_Task data_.
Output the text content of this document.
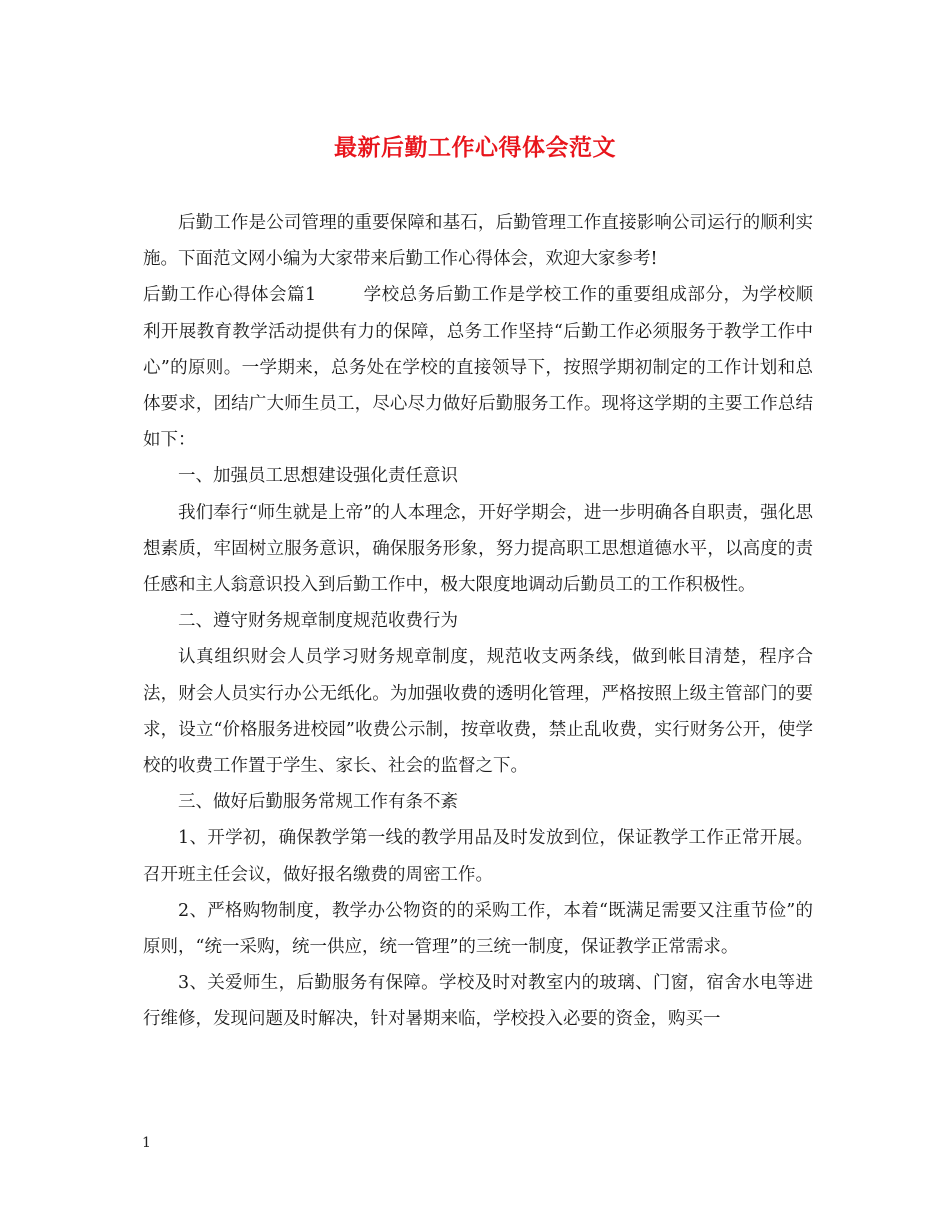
最新后勤工作心得体会范文

后勤工作是公司管理的重要保障和基石，后勤管理工作直接影响公司运行的顺利实施。下面范文网小编为大家带来后勤工作心得体会，欢迎大家参考!

后勤工作心得体会篇1	学校总务后勤工作是学校工作的重要组成部分，为学校顺利开展教育教学活动提供有力的保障，总务工作坚持“后勤工作必须服务于教学工作中心”的原则。一学期来，总务处在学校的直接领导下，按照学期初制定的工作计划和总体要求，团结广大师生员工，尽心尽力做好后勤服务工作。现将这学期的主要工作总结如下：

一、加强员工思想建设强化责任意识

我们奉行“师生就是上帝”的人本理念，开好学期会，进一步明确各自职责，强化思想素质，牢固树立服务意识，确保服务形象，努力提高职工思想道德水平，以高度的责任感和主人翁意识投入到后勤工作中，极大限度地调动后勤员工的工作积极性。

二、遵守财务规章制度规范收费行为

认真组织财会人员学习财务规章制度，规范收支两条线，做到帐目清楚，程序合法，财会人员实行办公无纸化。为加强收费的透明化管理，严格按照上级主管部门的要求，设立“价格服务进校园”收费公示制，按章收费，禁止乱收费，实行财务公开，使学校的收费工作置于学生、家长、社会的监督之下。

三、做好后勤服务常规工作有条不紊

1、开学初，确保教学第一线的教学用品及时发放到位，保证教学工作正常开展。召开班主任会议，做好报名缴费的周密工作。

2、严格购物制度，教学办公物资的的采购工作，本着“既满足需要又注重节俭”的原则，“统一采购，统一供应，统一管理”的三统一制度，保证教学正常需求。

3、关爱师生，后勤服务有保障。学校及时对教室内的玻璃、门窗，宿舍水电等进行维修，发现问题及时解决，针对暑期来临，学校投入必要的资金，购买一

1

_Task to complete_. Transcribe each entry above exactly, apart from the pictures.

_Answer to the problem_.
Output the text content of this document.
最新后勤工作心得体会范文

后勤工作是公司管理的重要保障和基石，后勤管理工作直接影响公司运行的顺利实施。下面范文网小编为大家带来后勤工作心得体会，欢迎大家参考!

后勤工作心得体会篇1	学校总务后勤工作是学校工作的重要组成部分，为学校顺利开展教育教学活动提供有力的保障，总务工作坚持“后勤工作必须服务于教学工作中心”的原则。一学期来，总务处在学校的直接领导下，按照学期初制定的工作计划和总体要求，团结广大师生员工，尽心尽力做好后勤服务工作。现将这学期的主要工作总结如下：

一、加强员工思想建设强化责任意识

我们奉行“师生就是上帝”的人本理念，开好学期会，进一步明确各自职责，强化思想素质，牢固树立服务意识，确保服务形象，努力提高职工思想道德水平，以高度的责任感和主人翁意识投入到后勤工作中，极大限度地调动后勤员工的工作积极性。

二、遵守财务规章制度规范收费行为

认真组织财会人员学习财务规章制度，规范收支两条线，做到帐目清楚，程序合法，财会人员实行办公无纸化。为加强收费的透明化管理，严格按照上级主管部门的要求，设立“价格服务进校园”收费公示制，按章收费，禁止乱收费，实行财务公开，使学校的收费工作置于学生、家长、社会的监督之下。

三、做好后勤服务常规工作有条不紊

1、开学初，确保教学第一线的教学用品及时发放到位，保证教学工作正常开展。召开班主任会议，做好报名缴费的周密工作。

2、严格购物制度，教学办公物资的的采购工作，本着“既满足需要又注重节俭”的原则，“统一采购，统一供应，统一管理”的三统一制度，保证教学正常需求。

3、关爱师生，后勤服务有保障。学校及时对教室内的玻璃、门窗，宿舍水电等进行维修，发现问题及时解决，针对暑期来临，学校投入必要的资金，购买一

1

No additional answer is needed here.